* [WHAT TO DO]: Each line that holds the word "utilizar" should be returned.

Start

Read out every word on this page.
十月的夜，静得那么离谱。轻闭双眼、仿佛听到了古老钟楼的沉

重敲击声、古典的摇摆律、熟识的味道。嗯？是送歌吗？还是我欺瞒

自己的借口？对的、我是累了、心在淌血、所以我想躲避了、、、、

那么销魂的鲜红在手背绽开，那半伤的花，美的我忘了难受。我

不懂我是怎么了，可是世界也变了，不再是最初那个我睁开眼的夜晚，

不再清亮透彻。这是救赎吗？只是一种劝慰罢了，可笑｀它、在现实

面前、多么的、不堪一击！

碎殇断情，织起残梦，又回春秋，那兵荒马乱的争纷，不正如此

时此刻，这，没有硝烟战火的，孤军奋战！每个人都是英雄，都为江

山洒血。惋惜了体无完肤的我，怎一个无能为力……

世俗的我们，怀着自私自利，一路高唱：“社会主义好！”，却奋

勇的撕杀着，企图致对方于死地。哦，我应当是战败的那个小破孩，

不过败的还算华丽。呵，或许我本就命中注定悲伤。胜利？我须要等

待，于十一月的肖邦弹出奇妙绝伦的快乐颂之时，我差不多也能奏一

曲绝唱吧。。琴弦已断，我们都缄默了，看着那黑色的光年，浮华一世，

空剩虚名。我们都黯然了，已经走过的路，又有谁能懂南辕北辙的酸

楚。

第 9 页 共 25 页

End
Start

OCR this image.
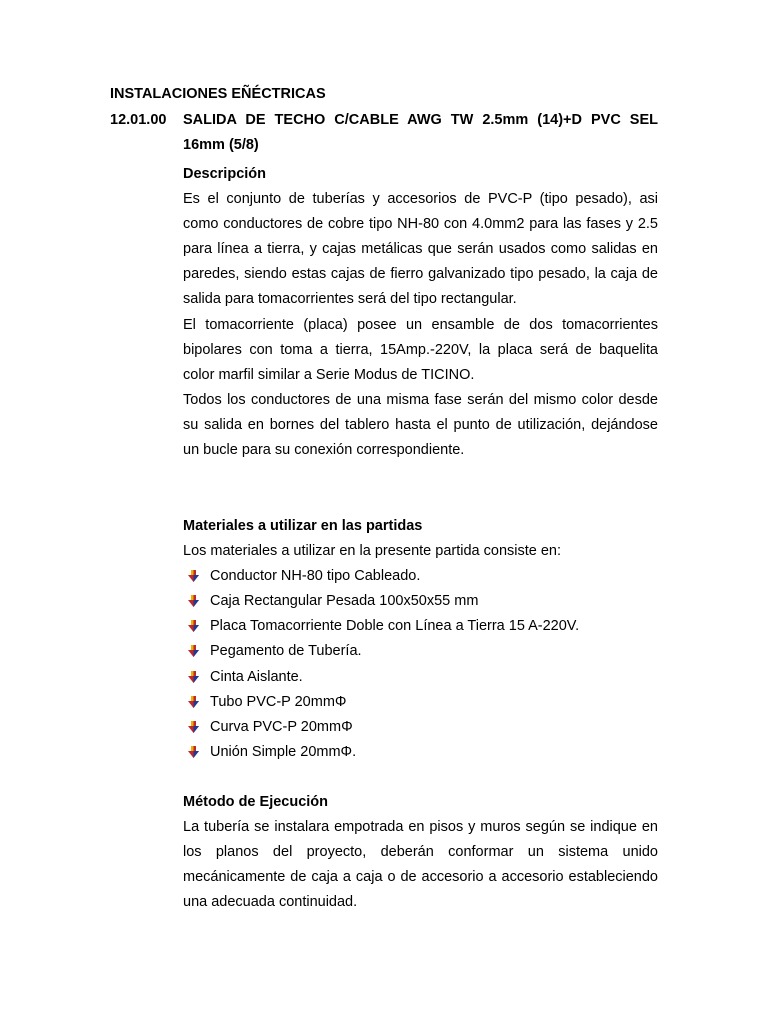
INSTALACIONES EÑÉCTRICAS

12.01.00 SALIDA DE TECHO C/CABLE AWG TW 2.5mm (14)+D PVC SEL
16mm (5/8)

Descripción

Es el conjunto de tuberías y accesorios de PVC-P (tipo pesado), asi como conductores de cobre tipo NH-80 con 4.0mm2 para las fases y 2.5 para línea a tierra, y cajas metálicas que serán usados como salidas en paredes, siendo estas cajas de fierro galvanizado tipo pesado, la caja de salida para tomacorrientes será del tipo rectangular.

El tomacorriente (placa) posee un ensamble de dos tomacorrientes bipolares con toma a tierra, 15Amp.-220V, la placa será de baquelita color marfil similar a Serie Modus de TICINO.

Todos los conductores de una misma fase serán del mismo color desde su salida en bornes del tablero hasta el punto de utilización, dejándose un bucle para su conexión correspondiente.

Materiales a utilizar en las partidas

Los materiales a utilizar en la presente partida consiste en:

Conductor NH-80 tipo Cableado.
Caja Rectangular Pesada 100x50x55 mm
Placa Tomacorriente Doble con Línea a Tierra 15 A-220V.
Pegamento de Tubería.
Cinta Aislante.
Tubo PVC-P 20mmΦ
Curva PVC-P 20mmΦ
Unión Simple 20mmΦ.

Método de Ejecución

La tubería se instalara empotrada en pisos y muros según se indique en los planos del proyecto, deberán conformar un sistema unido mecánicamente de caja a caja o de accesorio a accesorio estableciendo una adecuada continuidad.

End
Start

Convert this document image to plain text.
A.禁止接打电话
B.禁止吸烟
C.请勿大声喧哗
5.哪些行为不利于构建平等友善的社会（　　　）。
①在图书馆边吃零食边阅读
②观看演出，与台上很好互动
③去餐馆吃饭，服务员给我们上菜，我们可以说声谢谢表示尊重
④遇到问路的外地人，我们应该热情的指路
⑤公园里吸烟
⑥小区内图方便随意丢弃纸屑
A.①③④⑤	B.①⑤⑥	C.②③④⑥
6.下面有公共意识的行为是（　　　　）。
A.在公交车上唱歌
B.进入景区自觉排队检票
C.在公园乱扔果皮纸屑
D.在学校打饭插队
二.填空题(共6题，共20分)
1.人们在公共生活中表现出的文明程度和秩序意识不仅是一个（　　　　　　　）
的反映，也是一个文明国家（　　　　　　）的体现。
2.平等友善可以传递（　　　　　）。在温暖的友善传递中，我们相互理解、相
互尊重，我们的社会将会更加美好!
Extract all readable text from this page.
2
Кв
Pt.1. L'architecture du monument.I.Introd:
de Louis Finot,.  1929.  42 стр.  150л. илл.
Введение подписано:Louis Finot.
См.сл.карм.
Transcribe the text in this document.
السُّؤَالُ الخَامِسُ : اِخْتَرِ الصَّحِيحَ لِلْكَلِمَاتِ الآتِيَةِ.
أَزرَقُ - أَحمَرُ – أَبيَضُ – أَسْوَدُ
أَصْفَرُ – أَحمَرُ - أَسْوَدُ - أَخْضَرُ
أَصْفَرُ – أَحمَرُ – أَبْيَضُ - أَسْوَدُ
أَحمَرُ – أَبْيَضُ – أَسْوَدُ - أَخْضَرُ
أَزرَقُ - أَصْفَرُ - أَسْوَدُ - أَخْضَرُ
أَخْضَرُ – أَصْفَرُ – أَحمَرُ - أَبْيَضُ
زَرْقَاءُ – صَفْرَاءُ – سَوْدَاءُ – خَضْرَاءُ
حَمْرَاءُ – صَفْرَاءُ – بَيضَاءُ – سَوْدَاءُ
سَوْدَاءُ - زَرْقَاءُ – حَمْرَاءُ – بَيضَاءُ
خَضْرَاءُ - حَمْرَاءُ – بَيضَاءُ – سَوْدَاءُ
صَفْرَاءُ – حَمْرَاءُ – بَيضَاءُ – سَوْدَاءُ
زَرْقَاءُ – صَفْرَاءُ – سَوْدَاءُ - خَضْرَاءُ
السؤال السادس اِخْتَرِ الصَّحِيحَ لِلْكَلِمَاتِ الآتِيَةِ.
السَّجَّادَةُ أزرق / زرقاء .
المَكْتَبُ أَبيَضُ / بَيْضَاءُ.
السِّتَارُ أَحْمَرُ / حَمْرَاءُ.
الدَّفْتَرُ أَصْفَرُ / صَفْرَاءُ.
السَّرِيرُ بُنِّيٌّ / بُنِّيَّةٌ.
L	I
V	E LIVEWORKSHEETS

End

* [RESULT FOR THIS EXERCISE]:
Materiales a utilizar en las partidas
Los materiales a utilizar en la presente partida consiste en:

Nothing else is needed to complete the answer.